● A block of data:
= = = = =

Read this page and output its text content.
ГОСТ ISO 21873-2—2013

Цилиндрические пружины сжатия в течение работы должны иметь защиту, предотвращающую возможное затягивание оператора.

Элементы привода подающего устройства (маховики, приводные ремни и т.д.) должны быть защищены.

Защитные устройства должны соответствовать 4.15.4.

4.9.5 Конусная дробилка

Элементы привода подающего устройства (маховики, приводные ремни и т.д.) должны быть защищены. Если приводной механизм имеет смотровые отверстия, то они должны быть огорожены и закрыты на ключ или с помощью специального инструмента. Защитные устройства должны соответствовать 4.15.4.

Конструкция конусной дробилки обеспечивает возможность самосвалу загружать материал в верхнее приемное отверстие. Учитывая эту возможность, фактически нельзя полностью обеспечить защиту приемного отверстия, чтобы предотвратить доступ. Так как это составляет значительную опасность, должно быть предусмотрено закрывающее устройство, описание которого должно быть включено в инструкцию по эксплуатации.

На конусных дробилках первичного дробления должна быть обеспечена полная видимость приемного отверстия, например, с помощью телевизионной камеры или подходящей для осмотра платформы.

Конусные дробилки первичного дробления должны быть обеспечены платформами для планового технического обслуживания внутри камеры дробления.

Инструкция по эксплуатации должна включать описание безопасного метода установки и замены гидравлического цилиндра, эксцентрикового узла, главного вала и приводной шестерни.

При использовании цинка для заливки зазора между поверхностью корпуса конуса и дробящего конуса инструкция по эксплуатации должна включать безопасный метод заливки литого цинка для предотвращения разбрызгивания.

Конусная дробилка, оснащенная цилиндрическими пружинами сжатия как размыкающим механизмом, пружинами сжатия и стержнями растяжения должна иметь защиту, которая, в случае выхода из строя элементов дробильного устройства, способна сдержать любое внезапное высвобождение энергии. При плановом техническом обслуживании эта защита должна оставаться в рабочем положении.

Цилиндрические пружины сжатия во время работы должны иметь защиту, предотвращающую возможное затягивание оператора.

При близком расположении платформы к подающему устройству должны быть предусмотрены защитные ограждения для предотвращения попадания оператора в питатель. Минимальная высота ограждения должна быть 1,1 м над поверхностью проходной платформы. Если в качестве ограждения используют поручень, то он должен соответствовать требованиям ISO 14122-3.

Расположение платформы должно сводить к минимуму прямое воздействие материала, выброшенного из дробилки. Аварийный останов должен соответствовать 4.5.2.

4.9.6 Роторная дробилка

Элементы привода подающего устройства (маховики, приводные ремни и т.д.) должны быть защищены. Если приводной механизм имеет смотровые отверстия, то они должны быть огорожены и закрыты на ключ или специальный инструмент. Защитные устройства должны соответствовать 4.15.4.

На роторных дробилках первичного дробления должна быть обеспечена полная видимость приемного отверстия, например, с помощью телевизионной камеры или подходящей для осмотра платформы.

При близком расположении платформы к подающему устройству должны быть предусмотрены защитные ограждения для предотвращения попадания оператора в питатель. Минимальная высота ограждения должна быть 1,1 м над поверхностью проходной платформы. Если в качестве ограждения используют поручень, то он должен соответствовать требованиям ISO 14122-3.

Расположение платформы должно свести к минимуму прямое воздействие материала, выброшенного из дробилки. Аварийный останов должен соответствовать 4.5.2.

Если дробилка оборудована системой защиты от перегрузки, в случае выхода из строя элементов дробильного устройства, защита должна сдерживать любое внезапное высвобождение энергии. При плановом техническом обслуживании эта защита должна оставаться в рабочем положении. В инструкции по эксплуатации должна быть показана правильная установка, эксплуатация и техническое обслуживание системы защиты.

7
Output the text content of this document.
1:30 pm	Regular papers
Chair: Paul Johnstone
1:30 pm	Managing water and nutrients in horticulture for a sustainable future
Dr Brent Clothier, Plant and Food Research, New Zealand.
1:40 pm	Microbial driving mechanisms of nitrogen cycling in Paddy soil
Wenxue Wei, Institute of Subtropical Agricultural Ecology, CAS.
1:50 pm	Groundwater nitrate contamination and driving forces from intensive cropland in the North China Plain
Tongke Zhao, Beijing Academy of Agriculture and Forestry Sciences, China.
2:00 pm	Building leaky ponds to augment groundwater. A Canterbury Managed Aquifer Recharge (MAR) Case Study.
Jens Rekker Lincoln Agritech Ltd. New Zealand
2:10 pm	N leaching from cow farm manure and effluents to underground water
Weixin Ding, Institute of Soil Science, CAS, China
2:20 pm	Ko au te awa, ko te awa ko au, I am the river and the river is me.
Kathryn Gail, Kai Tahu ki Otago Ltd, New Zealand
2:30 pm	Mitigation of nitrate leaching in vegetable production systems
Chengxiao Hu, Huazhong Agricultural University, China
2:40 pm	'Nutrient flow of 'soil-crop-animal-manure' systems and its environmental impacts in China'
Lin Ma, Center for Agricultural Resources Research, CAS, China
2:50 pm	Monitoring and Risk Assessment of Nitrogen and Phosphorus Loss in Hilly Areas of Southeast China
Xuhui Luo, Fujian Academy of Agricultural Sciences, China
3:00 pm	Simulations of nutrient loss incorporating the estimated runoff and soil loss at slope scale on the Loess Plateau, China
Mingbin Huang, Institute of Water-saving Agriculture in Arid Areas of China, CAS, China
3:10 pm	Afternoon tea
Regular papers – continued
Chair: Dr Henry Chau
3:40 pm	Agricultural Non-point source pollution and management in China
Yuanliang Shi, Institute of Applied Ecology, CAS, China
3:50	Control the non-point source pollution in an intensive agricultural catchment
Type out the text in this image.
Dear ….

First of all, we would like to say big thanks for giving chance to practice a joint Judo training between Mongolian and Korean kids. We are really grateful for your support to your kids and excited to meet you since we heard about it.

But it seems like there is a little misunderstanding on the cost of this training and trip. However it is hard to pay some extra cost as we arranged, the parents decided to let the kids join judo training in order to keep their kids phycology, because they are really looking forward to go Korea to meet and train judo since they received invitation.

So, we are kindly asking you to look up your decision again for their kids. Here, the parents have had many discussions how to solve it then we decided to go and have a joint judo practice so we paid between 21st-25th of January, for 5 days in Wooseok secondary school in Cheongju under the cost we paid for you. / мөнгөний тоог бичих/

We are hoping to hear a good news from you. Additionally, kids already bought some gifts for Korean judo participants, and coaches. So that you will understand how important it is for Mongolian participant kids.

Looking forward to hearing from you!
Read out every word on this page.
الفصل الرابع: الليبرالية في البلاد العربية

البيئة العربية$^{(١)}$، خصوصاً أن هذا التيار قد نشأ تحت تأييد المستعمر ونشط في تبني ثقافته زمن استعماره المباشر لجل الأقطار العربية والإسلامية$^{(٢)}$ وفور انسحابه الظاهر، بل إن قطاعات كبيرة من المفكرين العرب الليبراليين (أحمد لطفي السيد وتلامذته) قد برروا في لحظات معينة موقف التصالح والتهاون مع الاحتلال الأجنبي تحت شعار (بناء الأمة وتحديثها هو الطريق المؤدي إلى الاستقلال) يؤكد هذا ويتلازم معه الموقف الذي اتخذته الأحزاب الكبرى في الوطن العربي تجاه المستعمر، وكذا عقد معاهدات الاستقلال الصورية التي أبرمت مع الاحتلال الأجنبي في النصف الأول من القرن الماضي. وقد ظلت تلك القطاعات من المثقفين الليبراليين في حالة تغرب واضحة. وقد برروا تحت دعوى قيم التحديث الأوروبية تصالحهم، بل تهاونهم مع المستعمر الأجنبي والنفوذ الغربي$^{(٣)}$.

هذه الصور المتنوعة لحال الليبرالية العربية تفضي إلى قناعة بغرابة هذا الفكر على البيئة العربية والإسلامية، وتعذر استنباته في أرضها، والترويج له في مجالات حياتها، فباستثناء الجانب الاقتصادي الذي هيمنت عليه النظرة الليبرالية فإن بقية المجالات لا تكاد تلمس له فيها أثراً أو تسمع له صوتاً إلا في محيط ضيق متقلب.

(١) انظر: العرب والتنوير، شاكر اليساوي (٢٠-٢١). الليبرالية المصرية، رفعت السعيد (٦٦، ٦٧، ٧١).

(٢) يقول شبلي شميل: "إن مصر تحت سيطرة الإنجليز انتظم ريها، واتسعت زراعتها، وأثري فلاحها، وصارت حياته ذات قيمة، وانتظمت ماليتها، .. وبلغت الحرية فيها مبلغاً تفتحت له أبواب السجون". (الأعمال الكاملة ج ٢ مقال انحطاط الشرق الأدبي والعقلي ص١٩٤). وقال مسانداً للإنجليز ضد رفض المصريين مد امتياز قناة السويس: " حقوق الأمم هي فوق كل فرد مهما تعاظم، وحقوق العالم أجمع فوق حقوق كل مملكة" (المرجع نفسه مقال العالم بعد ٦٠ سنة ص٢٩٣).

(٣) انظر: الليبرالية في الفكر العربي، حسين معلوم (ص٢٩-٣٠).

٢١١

= = = = =

● EXERCISE GOAL: Extract all lines from the material above that include the word "Ecology".

● THE RESULT:
Wenxue Wei, Institute of Subtropical Agricultural Ecology, CAS.
Yuanliang Shi, Institute of Applied Ecology, CAS, China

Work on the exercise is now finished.